**Task description:**
Whenever a picture appears, leave it out while repeating all the other data exactly.
* * * * * * *
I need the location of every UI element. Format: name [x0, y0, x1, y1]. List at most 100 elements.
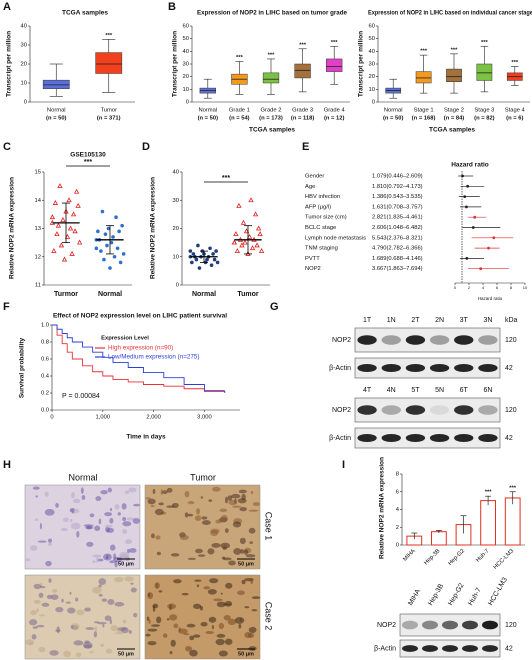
point: [49, 214, 56, 220]
tissue-detail: [145, 633, 151, 637]
tissue-detail: [30, 609, 37, 616]
tissue-detail: [200, 496, 204, 499]
y-tick-label: 13: [35, 226, 41, 232]
significance: ***: [268, 52, 276, 58]
point: [209, 263, 214, 268]
point: [215, 260, 220, 265]
box: [446, 68, 462, 82]
y-axis-label: Transcript per million: [358, 31, 365, 97]
sample-size: (n = 173): [259, 116, 283, 122]
hazard-ratio-point: [471, 226, 475, 229]
tissue-detail: [109, 560, 116, 564]
y-tick-label: 12: [35, 254, 41, 260]
panel-label: I: [342, 459, 345, 471]
significance: ***: [420, 49, 428, 55]
tissue-detail: [185, 645, 193, 652]
kda-label: 120: [505, 337, 517, 344]
x-tick-label: 0: [50, 415, 53, 421]
point: [105, 243, 109, 248]
bar: [431, 531, 447, 546]
tissue-detail: [69, 508, 75, 513]
sample-size: (n = 168): [412, 116, 436, 122]
tissue-detail: [215, 519, 222, 524]
tissue-detail: [92, 554, 102, 558]
tissue-detail: [52, 589, 58, 593]
tissue-detail: [162, 633, 168, 638]
tissue-detail: [133, 612, 138, 618]
point: [102, 257, 106, 262]
point: [103, 232, 108, 236]
blot-band: [482, 620, 498, 630]
tissue-detail: [218, 650, 228, 657]
tissue-detail: [222, 557, 232, 561]
row-label: NOP2: [332, 337, 351, 344]
point: [234, 248, 241, 253]
tissue-detail: [40, 586, 46, 589]
tissue-detail: [89, 651, 94, 654]
tissue-detail: [197, 554, 206, 557]
tissue-detail: [109, 544, 116, 551]
point: [73, 188, 80, 194]
tissue-detail: [122, 517, 127, 522]
tissue-detail: [94, 625, 98, 633]
row-label: NOP2: [377, 622, 396, 629]
tissue-detail: [146, 616, 150, 621]
tissue-detail: [209, 578, 219, 584]
x-tick-label: 10: [523, 285, 528, 290]
tissue-detail: [36, 624, 45, 628]
tissue-detail: [154, 582, 160, 589]
scale-bar-label: 50 μm: [118, 561, 134, 567]
tissue-detail: [166, 487, 173, 493]
bar: [480, 500, 496, 546]
tissue-detail: [238, 624, 242, 629]
point: [114, 215, 118, 219]
sample-size: (n = 371): [97, 116, 121, 122]
y-tick-label: 0.2: [41, 391, 49, 397]
hazard-ratio-label: 5.543(2.376–8.321): [372, 235, 423, 241]
tissue-detail: [89, 513, 95, 518]
x-axis-label: TCGA samples: [429, 127, 475, 134]
blot-band: [429, 405, 450, 415]
point: [52, 200, 59, 205]
tissue-detail: [251, 609, 258, 612]
tissue-detail: [29, 545, 38, 551]
blot-band: [478, 335, 498, 345]
tissue-detail: [83, 524, 94, 527]
kda-label: 42: [505, 645, 513, 652]
row-label: Case 2: [264, 602, 274, 631]
blot-band: [381, 405, 401, 415]
tissue-detail: [218, 622, 225, 630]
tissue-detail: [81, 495, 86, 501]
tissue-detail: [109, 619, 112, 625]
y-tick-label: 60: [183, 24, 189, 30]
lane-label: 1N: [387, 317, 396, 324]
chart-title: Expression of NOP2 in LIHC based on indi…: [368, 10, 532, 17]
tissue-detail: [130, 587, 137, 593]
x-tick-label: 0: [454, 285, 457, 290]
blot-band: [482, 645, 498, 652]
chart-title: Expression of NOP2 in LIHC based on tumo…: [197, 10, 347, 17]
tissue-detail: [222, 546, 227, 550]
tissue-detail: [216, 633, 226, 638]
chart-title: GSE105130: [70, 152, 106, 159]
hazard-ratio-point: [492, 236, 496, 240]
tissue-detail: [151, 624, 161, 627]
point: [246, 233, 253, 239]
tissue-detail: [75, 597, 79, 602]
tissue-detail: [98, 518, 102, 525]
y-tick-label: 15: [35, 170, 41, 176]
annotation: P = 0.00084: [62, 393, 100, 400]
tissue-detail: [207, 588, 217, 595]
blot-band: [422, 645, 438, 652]
y-axis-label: Relative NOP2 mRNA expression: [9, 177, 16, 279]
tissue-detail: [250, 490, 254, 495]
x-tick-label: 4: [482, 285, 485, 290]
tissue-detail: [207, 548, 215, 555]
x-tick-label: 2,000: [146, 415, 161, 421]
chart-title: TCGA samples: [62, 10, 108, 17]
column-label: Tumor: [190, 472, 216, 482]
tissue-detail: [208, 616, 217, 623]
y-tick-label: 30: [369, 62, 375, 68]
x-tick-label: Hep-3B: [423, 548, 441, 566]
row-label: AFP (μg/l): [305, 204, 331, 210]
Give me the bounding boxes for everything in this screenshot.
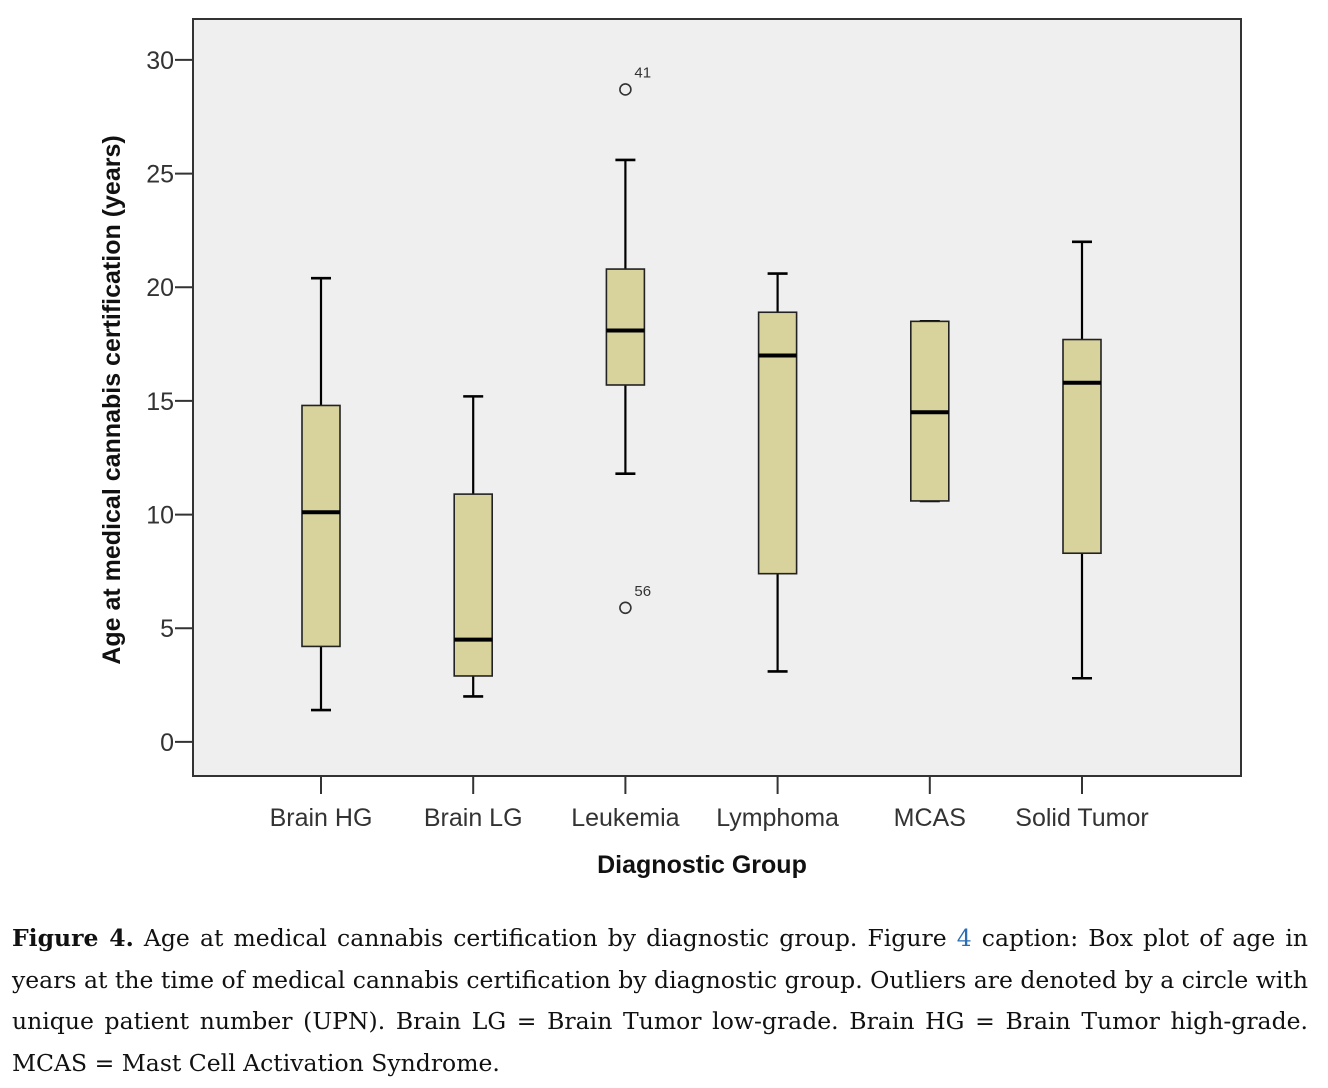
outlier-marker — [619, 601, 632, 615]
x-tick-label: Solid Tumor — [1015, 804, 1148, 832]
y-tick-label: 0 — [160, 729, 174, 757]
caption-text-part-1: Age at medical cannabis certification by… — [133, 924, 957, 952]
y-tick-label: 10 — [146, 502, 174, 530]
iqr-box — [453, 493, 494, 677]
x-axis-title: Diagnostic Group — [597, 851, 807, 879]
iqr-box — [757, 311, 798, 575]
x-tick-label: Lymphoma — [716, 804, 839, 832]
box-group — [301, 276, 341, 712]
y-tick-label: 30 — [146, 47, 174, 75]
caption-figure-label: Figure 4. — [12, 924, 134, 952]
box-group — [757, 272, 798, 673]
box-group — [605, 158, 646, 475]
y-tick-label: 15 — [146, 388, 174, 416]
box-group — [453, 395, 494, 698]
box-group — [1062, 240, 1102, 680]
outlier-point: 41 — [619, 64, 651, 96]
y-tick-label: 20 — [146, 274, 174, 302]
outlier-series: 41 56 — [619, 64, 651, 615]
box-plot-chart: 0 5 10 15 20 25 30 Brain HG Brain LG Leukemia Lym… — [98, 18, 1242, 879]
x-tick-label: Brain HG — [270, 804, 373, 832]
caption-text-part-2: caption: Box plot of age in years at the… — [12, 924, 1308, 1077]
caption-figure-link[interactable]: 4 — [956, 924, 972, 952]
x-tick-label: MCAS — [894, 804, 966, 832]
outlier-marker — [619, 83, 632, 96]
iqr-box — [605, 268, 646, 386]
outlier-point: 56 — [619, 583, 651, 615]
outlier-label: 56 — [634, 583, 651, 600]
y-tick-label: 25 — [146, 161, 174, 189]
outlier-label: 41 — [634, 64, 651, 81]
x-tick-label: Leukemia — [571, 804, 679, 832]
y-axis-title: Age at medical cannabis certification (y… — [98, 135, 126, 664]
y-tick-label: 5 — [160, 615, 174, 643]
x-axis: Brain HG Brain LG Leukemia Lymphoma MCAS Soli… — [270, 776, 1149, 832]
iqr-box — [1062, 338, 1102, 555]
x-tick-label: Brain LG — [424, 804, 523, 832]
figure-caption: Figure 4. Age at medical cannabis certif… — [12, 918, 1308, 1084]
box-series — [301, 158, 1102, 712]
box-group — [909, 320, 950, 503]
y-axis: 0 5 10 15 20 25 30 — [146, 47, 193, 757]
iqr-box — [301, 404, 341, 648]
* * * * * * *
**Task output:**
I need the location of every UI element. Format: name [x0, y0, x1, y1]. List at most 100 elements.
point: [49, 214, 56, 220]
tissue-detail: [145, 633, 151, 637]
tissue-detail: [30, 609, 37, 616]
tissue-detail: [200, 496, 204, 499]
y-tick-label: 13: [35, 226, 41, 232]
significance: ***: [268, 52, 276, 58]
point: [209, 263, 214, 268]
point: [215, 260, 220, 265]
box: [446, 68, 462, 82]
y-axis-label: Transcript per million: [358, 31, 365, 97]
sample-size: (n = 173): [259, 116, 283, 122]
hazard-ratio-point: [471, 226, 475, 229]
tissue-detail: [109, 560, 116, 564]
y-tick-label: 12: [35, 254, 41, 260]
panel-label: I: [342, 459, 345, 471]
significance: ***: [420, 49, 428, 55]
tissue-detail: [185, 645, 193, 652]
kda-label: 120: [505, 337, 517, 344]
x-tick-label: 0: [50, 415, 53, 421]
point: [105, 243, 109, 248]
bar: [431, 531, 447, 546]
tissue-detail: [69, 508, 75, 513]
sample-size: (n = 168): [412, 116, 436, 122]
tissue-detail: [215, 519, 222, 524]
tissue-detail: [92, 554, 102, 558]
tissue-detail: [52, 589, 58, 593]
tissue-detail: [162, 633, 168, 638]
tissue-detail: [133, 612, 138, 618]
point: [102, 257, 106, 262]
point: [103, 232, 108, 236]
blot-band: [482, 620, 498, 630]
tissue-detail: [218, 650, 228, 657]
tissue-detail: [222, 557, 232, 561]
row-label: NOP2: [332, 337, 351, 344]
point: [234, 248, 241, 253]
tissue-detail: [40, 586, 46, 589]
tissue-detail: [89, 651, 94, 654]
tissue-detail: [197, 554, 206, 557]
tissue-detail: [109, 544, 116, 551]
point: [73, 188, 80, 194]
tissue-detail: [122, 517, 127, 522]
tissue-detail: [94, 625, 98, 633]
row-label: NOP2: [377, 622, 396, 629]
tissue-detail: [146, 616, 150, 621]
tissue-detail: [209, 578, 219, 584]
x-tick-label: 10: [523, 285, 528, 290]
tissue-detail: [36, 624, 45, 628]
tissue-detail: [154, 582, 160, 589]
scale-bar-label: 50 μm: [118, 561, 134, 567]
tissue-detail: [166, 487, 173, 493]
bar: [480, 500, 496, 546]
tissue-detail: [238, 624, 242, 629]
point: [114, 215, 118, 219]
sample-size: (n = 371): [97, 116, 121, 122]
y-tick-label: 0.2: [41, 391, 49, 397]
hazard-ratio-label: 5.543(2.376–8.321): [372, 235, 423, 241]
tissue-detail: [89, 513, 95, 518]
x-axis-label: TCGA samples: [429, 127, 475, 134]
blot-band: [429, 405, 450, 415]
point: [52, 200, 59, 205]
tissue-detail: [251, 609, 258, 612]
tissue-detail: [29, 545, 38, 551]
blot-band: [478, 335, 498, 345]
tissue-detail: [83, 524, 94, 527]
kda-label: 42: [505, 645, 513, 652]
row-label: Case 2: [264, 602, 274, 631]
blot-band: [381, 405, 401, 415]
tissue-detail: [218, 622, 225, 630]
tissue-detail: [81, 495, 86, 501]
tissue-detail: [109, 619, 112, 625]
y-tick-label: 60: [183, 24, 189, 30]
lane-label: 1N: [387, 317, 396, 324]
chart-title: Expression of NOP2 in LIHC based on indi…: [368, 10, 532, 17]
tissue-detail: [130, 587, 137, 593]
x-tick-label: 0: [454, 285, 457, 290]
blot-band: [482, 645, 498, 652]
chart-title: Expression of NOP2 in LIHC based on tumo…: [197, 10, 347, 17]
tissue-detail: [222, 546, 227, 550]
tissue-detail: [216, 633, 226, 638]
chart-title: GSE105130: [70, 152, 106, 159]
hazard-ratio-point: [492, 236, 496, 240]
tissue-detail: [151, 624, 161, 627]
point: [246, 233, 253, 239]
tissue-detail: [75, 597, 79, 602]
tissue-detail: [98, 518, 102, 525]
y-tick-label: 15: [35, 170, 41, 176]
annotation: P = 0.00084: [62, 393, 100, 400]
tissue-detail: [207, 588, 217, 595]
blot-band: [422, 645, 438, 652]
y-axis-label: Relative NOP2 mRNA expression: [9, 177, 16, 279]
tissue-detail: [250, 490, 254, 495]
x-tick-label: 4: [482, 285, 485, 290]
tissue-detail: [207, 548, 215, 555]
x-tick-label: 2,000: [146, 415, 161, 421]
chart-title: TCGA samples: [62, 10, 108, 17]
column-label: Tumor: [190, 472, 216, 482]
tissue-detail: [208, 616, 217, 623]
y-tick-label: 30: [369, 62, 375, 68]
x-tick-label: Hep-3B: [423, 548, 441, 566]
row-label: AFP (μg/l): [305, 204, 331, 210]
Give me the bounding boxes for everything in this screenshot.
outlier-marker — [619, 601, 632, 615]
x-tick-label: Solid Tumor — [1015, 804, 1148, 832]
y-tick-label: 0 — [160, 729, 174, 757]
caption-text-part-1: Age at medical cannabis certification by… — [133, 924, 957, 952]
y-tick-label: 10 — [146, 502, 174, 530]
iqr-box — [453, 493, 494, 677]
x-axis-title: Diagnostic Group — [597, 851, 807, 879]
iqr-box — [757, 311, 798, 575]
x-tick-label: Lymphoma — [716, 804, 839, 832]
box-group — [301, 276, 341, 712]
y-tick-label: 30 — [146, 47, 174, 75]
caption-figure-label: Figure 4. — [12, 924, 134, 952]
box-group — [757, 272, 798, 673]
box-group — [605, 158, 646, 475]
y-tick-label: 15 — [146, 388, 174, 416]
box-group — [453, 395, 494, 698]
box-group — [1062, 240, 1102, 680]
outlier-point: 41 — [619, 64, 651, 96]
y-tick-label: 20 — [146, 274, 174, 302]
outlier-series: 41 56 — [619, 64, 651, 615]
box-plot-chart: 0 5 10 15 20 25 30 Brain HG Brain LG Leukemia Lym… — [98, 18, 1242, 879]
x-tick-label: Brain HG — [270, 804, 373, 832]
caption-text-part-2: caption: Box plot of age in years at the… — [12, 924, 1308, 1077]
caption-figure-link[interactable]: 4 — [956, 924, 972, 952]
x-tick-label: MCAS — [894, 804, 966, 832]
outlier-marker — [619, 83, 632, 96]
iqr-box — [605, 268, 646, 386]
outlier-point: 56 — [619, 583, 651, 615]
outlier-label: 56 — [634, 583, 651, 600]
y-tick-label: 25 — [146, 161, 174, 189]
outlier-label: 41 — [634, 64, 651, 81]
x-tick-label: Leukemia — [571, 804, 679, 832]
y-axis-title: Age at medical cannabis certification (y… — [98, 135, 126, 664]
y-tick-label: 5 — [160, 615, 174, 643]
x-axis: Brain HG Brain LG Leukemia Lymphoma MCAS Soli… — [270, 776, 1149, 832]
iqr-box — [1062, 338, 1102, 555]
x-tick-label: Brain LG — [424, 804, 523, 832]
figure-caption: Figure 4. Age at medical cannabis certif… — [12, 918, 1308, 1084]
box-series — [301, 158, 1102, 712]
box-group — [909, 320, 950, 503]
y-axis: 0 5 10 15 20 25 30 — [146, 47, 193, 757]
iqr-box — [301, 404, 341, 648]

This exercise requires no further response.